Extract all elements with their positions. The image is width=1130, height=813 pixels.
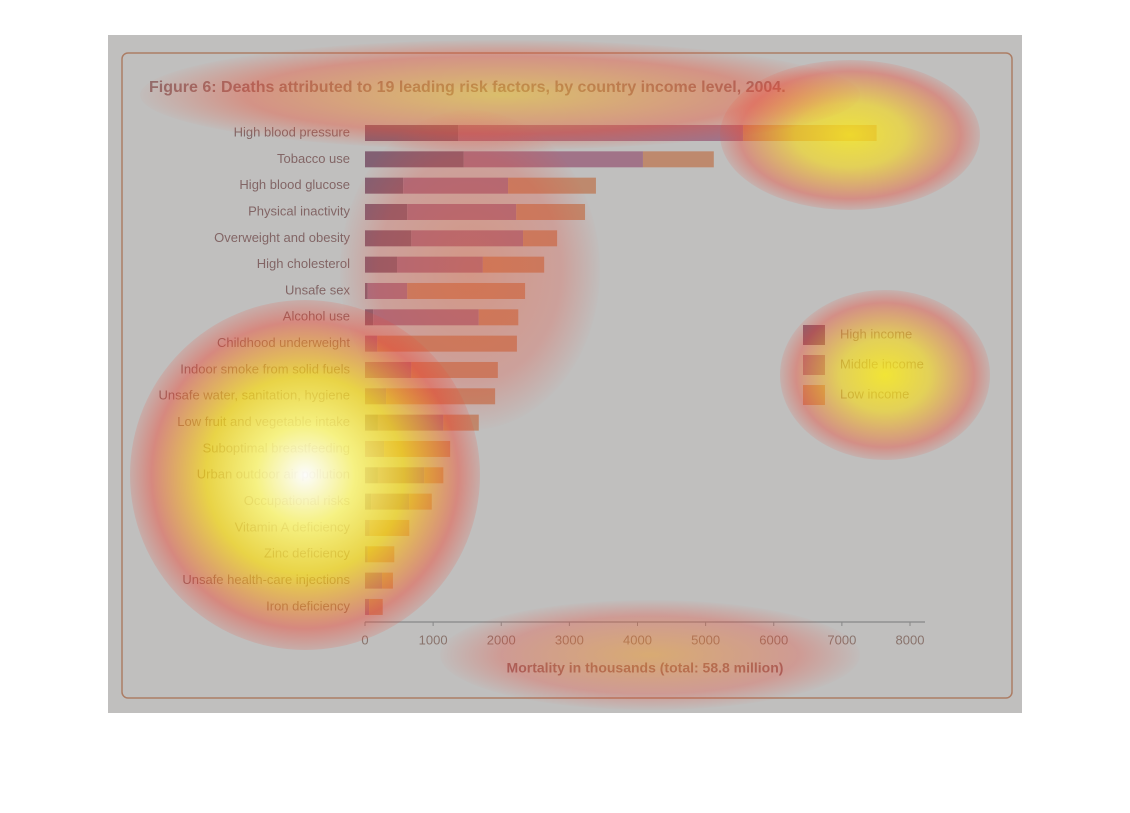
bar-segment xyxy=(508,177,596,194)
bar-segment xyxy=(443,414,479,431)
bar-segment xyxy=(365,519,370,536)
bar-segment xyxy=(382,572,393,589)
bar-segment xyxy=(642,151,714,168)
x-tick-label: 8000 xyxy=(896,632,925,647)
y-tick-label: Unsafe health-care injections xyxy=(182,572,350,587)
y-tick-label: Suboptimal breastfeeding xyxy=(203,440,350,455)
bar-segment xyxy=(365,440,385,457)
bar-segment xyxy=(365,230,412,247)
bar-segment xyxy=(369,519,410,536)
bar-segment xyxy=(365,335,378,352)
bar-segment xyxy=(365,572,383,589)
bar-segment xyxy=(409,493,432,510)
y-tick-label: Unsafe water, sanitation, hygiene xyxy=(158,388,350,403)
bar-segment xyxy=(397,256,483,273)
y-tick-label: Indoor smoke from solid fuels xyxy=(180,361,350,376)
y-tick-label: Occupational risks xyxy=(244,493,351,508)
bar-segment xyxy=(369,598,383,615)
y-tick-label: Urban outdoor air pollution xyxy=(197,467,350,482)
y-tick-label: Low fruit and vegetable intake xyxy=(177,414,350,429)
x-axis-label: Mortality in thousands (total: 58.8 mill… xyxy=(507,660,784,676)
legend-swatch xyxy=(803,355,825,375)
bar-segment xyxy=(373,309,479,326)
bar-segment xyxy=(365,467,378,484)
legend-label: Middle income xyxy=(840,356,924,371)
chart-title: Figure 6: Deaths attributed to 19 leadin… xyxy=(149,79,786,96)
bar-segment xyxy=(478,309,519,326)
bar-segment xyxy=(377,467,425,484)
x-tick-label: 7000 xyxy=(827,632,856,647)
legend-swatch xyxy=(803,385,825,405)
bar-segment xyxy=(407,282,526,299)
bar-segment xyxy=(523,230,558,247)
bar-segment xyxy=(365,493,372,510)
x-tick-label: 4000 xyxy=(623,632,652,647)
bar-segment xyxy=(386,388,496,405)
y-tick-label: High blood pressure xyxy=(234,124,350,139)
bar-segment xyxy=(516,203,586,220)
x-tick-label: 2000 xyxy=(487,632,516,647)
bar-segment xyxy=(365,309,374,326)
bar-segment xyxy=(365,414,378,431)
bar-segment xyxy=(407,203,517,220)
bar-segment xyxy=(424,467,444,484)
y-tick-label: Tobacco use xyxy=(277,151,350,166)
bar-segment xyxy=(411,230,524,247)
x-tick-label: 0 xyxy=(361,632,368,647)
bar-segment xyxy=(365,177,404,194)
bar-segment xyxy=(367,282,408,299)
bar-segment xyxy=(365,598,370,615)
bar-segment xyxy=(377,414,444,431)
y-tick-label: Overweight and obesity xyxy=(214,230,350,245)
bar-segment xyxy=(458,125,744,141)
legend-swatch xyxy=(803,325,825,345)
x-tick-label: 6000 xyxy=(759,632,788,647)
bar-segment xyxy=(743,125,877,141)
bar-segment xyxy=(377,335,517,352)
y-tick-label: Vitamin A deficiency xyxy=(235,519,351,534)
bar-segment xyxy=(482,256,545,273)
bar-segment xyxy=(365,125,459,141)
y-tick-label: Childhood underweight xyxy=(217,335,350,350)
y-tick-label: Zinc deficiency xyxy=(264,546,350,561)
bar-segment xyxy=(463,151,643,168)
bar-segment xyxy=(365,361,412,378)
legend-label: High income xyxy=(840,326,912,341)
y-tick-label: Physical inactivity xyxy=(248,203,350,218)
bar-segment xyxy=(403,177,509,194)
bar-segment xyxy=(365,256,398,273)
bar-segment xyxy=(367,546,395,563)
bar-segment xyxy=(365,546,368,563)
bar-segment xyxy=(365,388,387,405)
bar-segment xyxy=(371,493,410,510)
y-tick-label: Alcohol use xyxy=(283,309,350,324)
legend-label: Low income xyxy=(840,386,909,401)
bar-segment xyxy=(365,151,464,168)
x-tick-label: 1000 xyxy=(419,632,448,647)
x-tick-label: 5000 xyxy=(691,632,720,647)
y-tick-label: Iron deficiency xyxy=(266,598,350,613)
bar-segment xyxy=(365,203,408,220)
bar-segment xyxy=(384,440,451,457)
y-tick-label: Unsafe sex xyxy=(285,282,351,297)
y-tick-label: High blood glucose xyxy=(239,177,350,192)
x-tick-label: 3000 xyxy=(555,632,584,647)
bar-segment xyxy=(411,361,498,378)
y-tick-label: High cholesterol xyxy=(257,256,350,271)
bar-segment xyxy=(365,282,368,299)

#### [課題の目的]
上のデータの行をすべて、一字一句変えずに書き写してください。画像は出力に含めないでください。

#### [課題の出力]
Extract all elements with their positions. The image is width=1130, height=813 pixels.
bar-segment xyxy=(508,177,596,194)
bar-segment xyxy=(443,414,479,431)
bar-segment xyxy=(365,519,370,536)
bar-segment xyxy=(382,572,393,589)
bar-segment xyxy=(642,151,714,168)
x-tick-label: 8000 xyxy=(896,632,925,647)
y-tick-label: Unsafe health-care injections xyxy=(182,572,350,587)
y-tick-label: Suboptimal breastfeeding xyxy=(203,440,350,455)
bar-segment xyxy=(365,440,385,457)
bar-segment xyxy=(365,230,412,247)
bar-segment xyxy=(369,519,410,536)
bar-segment xyxy=(365,335,378,352)
bar-segment xyxy=(365,572,383,589)
bar-segment xyxy=(409,493,432,510)
y-tick-label: Unsafe water, sanitation, hygiene xyxy=(158,388,350,403)
bar-segment xyxy=(397,256,483,273)
y-tick-label: Indoor smoke from solid fuels xyxy=(180,361,350,376)
y-tick-label: Occupational risks xyxy=(244,493,351,508)
bar-segment xyxy=(369,598,383,615)
y-tick-label: Urban outdoor air pollution xyxy=(197,467,350,482)
y-tick-label: Low fruit and vegetable intake xyxy=(177,414,350,429)
x-axis-label: Mortality in thousands (total: 58.8 mill… xyxy=(507,660,784,676)
legend-swatch xyxy=(803,355,825,375)
bar-segment xyxy=(373,309,479,326)
bar-segment xyxy=(365,467,378,484)
legend-label: Middle income xyxy=(840,356,924,371)
chart-title: Figure 6: Deaths attributed to 19 leadin… xyxy=(149,79,786,96)
bar-segment xyxy=(478,309,519,326)
bar-segment xyxy=(377,467,425,484)
x-tick-label: 7000 xyxy=(827,632,856,647)
legend-swatch xyxy=(803,385,825,405)
bar-segment xyxy=(407,282,526,299)
bar-segment xyxy=(523,230,558,247)
bar-segment xyxy=(365,493,372,510)
x-tick-label: 4000 xyxy=(623,632,652,647)
bar-segment xyxy=(386,388,496,405)
y-tick-label: High blood pressure xyxy=(234,124,350,139)
bar-segment xyxy=(516,203,586,220)
x-tick-label: 2000 xyxy=(487,632,516,647)
bar-segment xyxy=(365,309,374,326)
bar-segment xyxy=(365,414,378,431)
bar-segment xyxy=(407,203,517,220)
bar-segment xyxy=(424,467,444,484)
y-tick-label: Tobacco use xyxy=(277,151,350,166)
bar-segment xyxy=(411,230,524,247)
x-tick-label: 0 xyxy=(361,632,368,647)
bar-segment xyxy=(365,177,404,194)
bar-segment xyxy=(367,282,408,299)
bar-segment xyxy=(365,598,370,615)
bar-segment xyxy=(377,414,444,431)
y-tick-label: Overweight and obesity xyxy=(214,230,350,245)
bar-segment xyxy=(458,125,744,141)
legend-swatch xyxy=(803,325,825,345)
x-tick-label: 6000 xyxy=(759,632,788,647)
bar-segment xyxy=(743,125,877,141)
bar-segment xyxy=(377,335,517,352)
y-tick-label: Vitamin A deficiency xyxy=(235,519,351,534)
bar-segment xyxy=(482,256,545,273)
bar-segment xyxy=(365,125,459,141)
y-tick-label: Childhood underweight xyxy=(217,335,350,350)
y-tick-label: Zinc deficiency xyxy=(264,546,350,561)
bar-segment xyxy=(463,151,643,168)
bar-segment xyxy=(365,361,412,378)
legend-label: High income xyxy=(840,326,912,341)
y-tick-label: Physical inactivity xyxy=(248,203,350,218)
bar-segment xyxy=(403,177,509,194)
bar-segment xyxy=(365,256,398,273)
bar-segment xyxy=(367,546,395,563)
bar-segment xyxy=(365,546,368,563)
bar-segment xyxy=(365,388,387,405)
bar-segment xyxy=(371,493,410,510)
y-tick-label: Alcohol use xyxy=(283,309,350,324)
legend-label: Low income xyxy=(840,386,909,401)
bar-segment xyxy=(365,151,464,168)
x-tick-label: 1000 xyxy=(419,632,448,647)
x-tick-label: 5000 xyxy=(691,632,720,647)
y-tick-label: Iron deficiency xyxy=(266,598,350,613)
bar-segment xyxy=(365,203,408,220)
bar-segment xyxy=(384,440,451,457)
y-tick-label: Unsafe sex xyxy=(285,282,351,297)
y-tick-label: High blood glucose xyxy=(239,177,350,192)
x-tick-label: 3000 xyxy=(555,632,584,647)
bar-segment xyxy=(411,361,498,378)
y-tick-label: High cholesterol xyxy=(257,256,350,271)
bar-segment xyxy=(365,282,368,299)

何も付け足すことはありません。